Set exercise:
The entries below need to be written out exactly, with no pictures included.

[Dataset entries on figures]
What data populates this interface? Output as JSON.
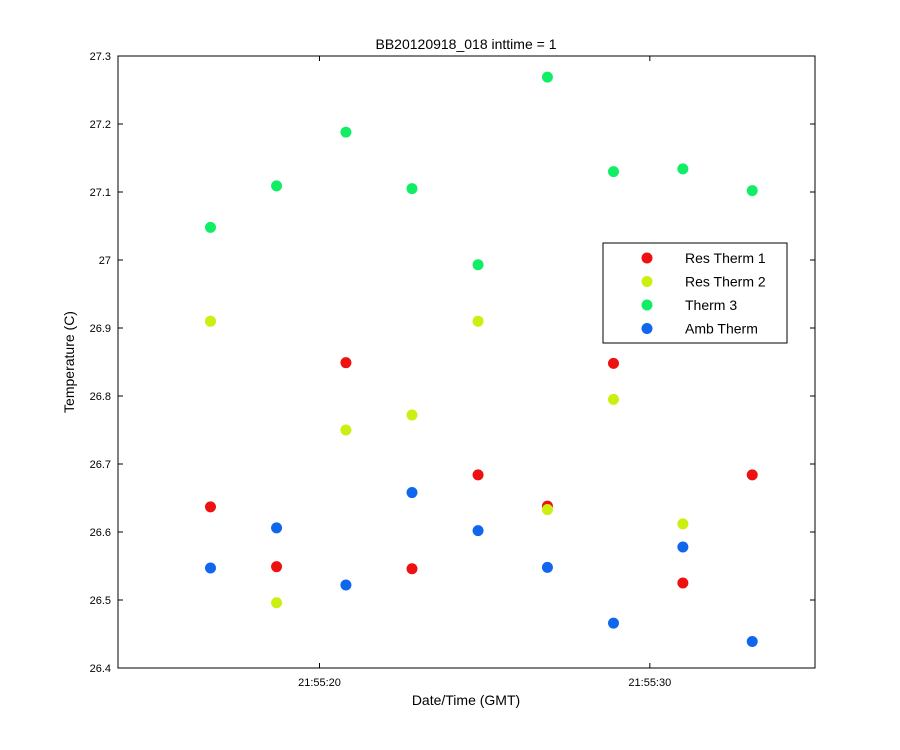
{
  "chart_data": {
    "type": "scatter",
    "title": "BB20120918_018 inttime = 1",
    "xlabel": "Date/Time (GMT)",
    "ylabel": "Temperature (C)",
    "x_unit": "seconds after 21:55:00",
    "xlim": [
      13.9,
      35.0
    ],
    "ylim": [
      26.4,
      27.3
    ],
    "x_ticks": [
      {
        "value": 20,
        "label": "21:55:20"
      },
      {
        "value": 30,
        "label": "21:55:30"
      }
    ],
    "y_ticks": [
      26.4,
      26.5,
      26.6,
      26.7,
      26.8,
      26.9,
      27,
      27.1,
      27.2,
      27.3
    ],
    "y_tick_labels": [
      "26.4",
      "26.5",
      "26.6",
      "26.7",
      "26.8",
      "26.9",
      "27",
      "27.1",
      "27.2",
      "27.3"
    ],
    "grid": false,
    "legend_position": "right",
    "x": [
      16.7,
      18.7,
      20.8,
      22.8,
      24.8,
      26.9,
      28.9,
      31.0,
      33.1
    ],
    "series": [
      {
        "name": "Res Therm 1",
        "color": "#ee1111",
        "values": [
          26.637,
          26.549,
          26.849,
          26.546,
          26.684,
          26.638,
          26.848,
          26.525,
          26.684
        ]
      },
      {
        "name": "Res Therm 2",
        "color": "#ccee11",
        "values": [
          26.91,
          26.496,
          26.75,
          26.772,
          26.91,
          26.633,
          26.795,
          26.612,
          null
        ]
      },
      {
        "name": "Therm 3",
        "color": "#11ee66",
        "values": [
          27.048,
          27.109,
          27.188,
          27.105,
          26.993,
          27.269,
          27.13,
          27.134,
          27.102
        ]
      },
      {
        "name": "Amb Therm",
        "color": "#1166ee",
        "values": [
          26.547,
          26.606,
          26.522,
          26.658,
          26.602,
          26.548,
          26.466,
          26.578,
          26.439
        ]
      }
    ]
  }
}
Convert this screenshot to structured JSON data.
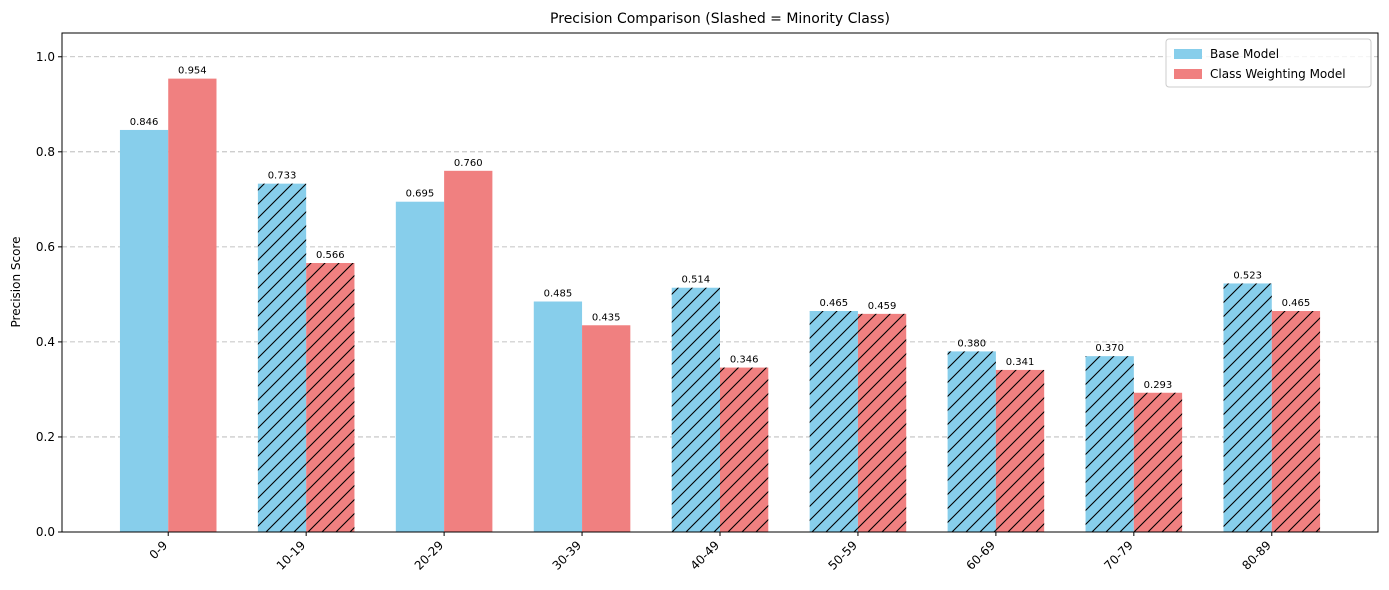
{
  "chart_data": {
    "type": "bar",
    "title": "Precision Comparison (Slashed = Minority Class)",
    "ylabel": "Precision Score",
    "xlabel": "",
    "ylim": [
      0,
      1.05
    ],
    "yticks": [
      "0.0",
      "0.2",
      "0.4",
      "0.6",
      "0.8",
      "1.0"
    ],
    "ytick_values": [
      0,
      0.2,
      0.4,
      0.6,
      0.8,
      1.0
    ],
    "grid": "y-dashed",
    "legend_position": "top-right",
    "categories": [
      "0-9",
      "10-19",
      "20-29",
      "30-39",
      "40-49",
      "50-59",
      "60-69",
      "70-79",
      "80-89"
    ],
    "minority": [
      false,
      true,
      false,
      false,
      true,
      true,
      true,
      true,
      true
    ],
    "series": [
      {
        "name": "Base Model",
        "color": "#87ceeb",
        "values": [
          0.846,
          0.733,
          0.695,
          0.485,
          0.514,
          0.465,
          0.38,
          0.37,
          0.523
        ],
        "labels": [
          "0.846",
          "0.733",
          "0.695",
          "0.485",
          "0.514",
          "0.465",
          "0.380",
          "0.370",
          "0.523"
        ]
      },
      {
        "name": "Class Weighting Model",
        "color": "#f08080",
        "values": [
          0.954,
          0.566,
          0.76,
          0.435,
          0.346,
          0.459,
          0.341,
          0.293,
          0.465
        ],
        "labels": [
          "0.954",
          "0.566",
          "0.760",
          "0.435",
          "0.346",
          "0.459",
          "0.341",
          "0.293",
          "0.465"
        ]
      }
    ]
  }
}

Solution to this problem:
What data populates this interface? Output as JSON.
{
  "chart_data": {
    "type": "scatter",
    "title": "BB20120918_018 inttime = 1",
    "xlabel": "Date/Time (GMT)",
    "ylabel": "Temperature (C)",
    "x_unit": "seconds after 21:55:00",
    "xlim": [
      13.9,
      35.0
    ],
    "ylim": [
      26.4,
      27.3
    ],
    "x_ticks": [
      {
        "value": 20,
        "label": "21:55:20"
      },
      {
        "value": 30,
        "label": "21:55:30"
      }
    ],
    "y_ticks": [
      26.4,
      26.5,
      26.6,
      26.7,
      26.8,
      26.9,
      27,
      27.1,
      27.2,
      27.3
    ],
    "y_tick_labels": [
      "26.4",
      "26.5",
      "26.6",
      "26.7",
      "26.8",
      "26.9",
      "27",
      "27.1",
      "27.2",
      "27.3"
    ],
    "grid": false,
    "legend_position": "right",
    "x": [
      16.7,
      18.7,
      20.8,
      22.8,
      24.8,
      26.9,
      28.9,
      31.0,
      33.1
    ],
    "series": [
      {
        "name": "Res Therm 1",
        "color": "#ee1111",
        "values": [
          26.637,
          26.549,
          26.849,
          26.546,
          26.684,
          26.638,
          26.848,
          26.525,
          26.684
        ]
      },
      {
        "name": "Res Therm 2",
        "color": "#ccee11",
        "values": [
          26.91,
          26.496,
          26.75,
          26.772,
          26.91,
          26.633,
          26.795,
          26.612,
          null
        ]
      },
      {
        "name": "Therm 3",
        "color": "#11ee66",
        "values": [
          27.048,
          27.109,
          27.188,
          27.105,
          26.993,
          27.269,
          27.13,
          27.134,
          27.102
        ]
      },
      {
        "name": "Amb Therm",
        "color": "#1166ee",
        "values": [
          26.547,
          26.606,
          26.522,
          26.658,
          26.602,
          26.548,
          26.466,
          26.578,
          26.439
        ]
      }
    ]
  }
}
Convert this screenshot to structured JSON data.
{
  "chart_data": {
    "type": "bar",
    "title": "Precision Comparison (Slashed = Minority Class)",
    "ylabel": "Precision Score",
    "xlabel": "",
    "ylim": [
      0,
      1.05
    ],
    "yticks": [
      "0.0",
      "0.2",
      "0.4",
      "0.6",
      "0.8",
      "1.0"
    ],
    "ytick_values": [
      0,
      0.2,
      0.4,
      0.6,
      0.8,
      1.0
    ],
    "grid": "y-dashed",
    "legend_position": "top-right",
    "categories": [
      "0-9",
      "10-19",
      "20-29",
      "30-39",
      "40-49",
      "50-59",
      "60-69",
      "70-79",
      "80-89"
    ],
    "minority": [
      false,
      true,
      false,
      false,
      true,
      true,
      true,
      true,
      true
    ],
    "series": [
      {
        "name": "Base Model",
        "color": "#87ceeb",
        "values": [
          0.846,
          0.733,
          0.695,
          0.485,
          0.514,
          0.465,
          0.38,
          0.37,
          0.523
        ],
        "labels": [
          "0.846",
          "0.733",
          "0.695",
          "0.485",
          "0.514",
          "0.465",
          "0.380",
          "0.370",
          "0.523"
        ]
      },
      {
        "name": "Class Weighting Model",
        "color": "#f08080",
        "values": [
          0.954,
          0.566,
          0.76,
          0.435,
          0.346,
          0.459,
          0.341,
          0.293,
          0.465
        ],
        "labels": [
          "0.954",
          "0.566",
          "0.760",
          "0.435",
          "0.346",
          "0.459",
          "0.341",
          "0.293",
          "0.465"
        ]
      }
    ]
  }
}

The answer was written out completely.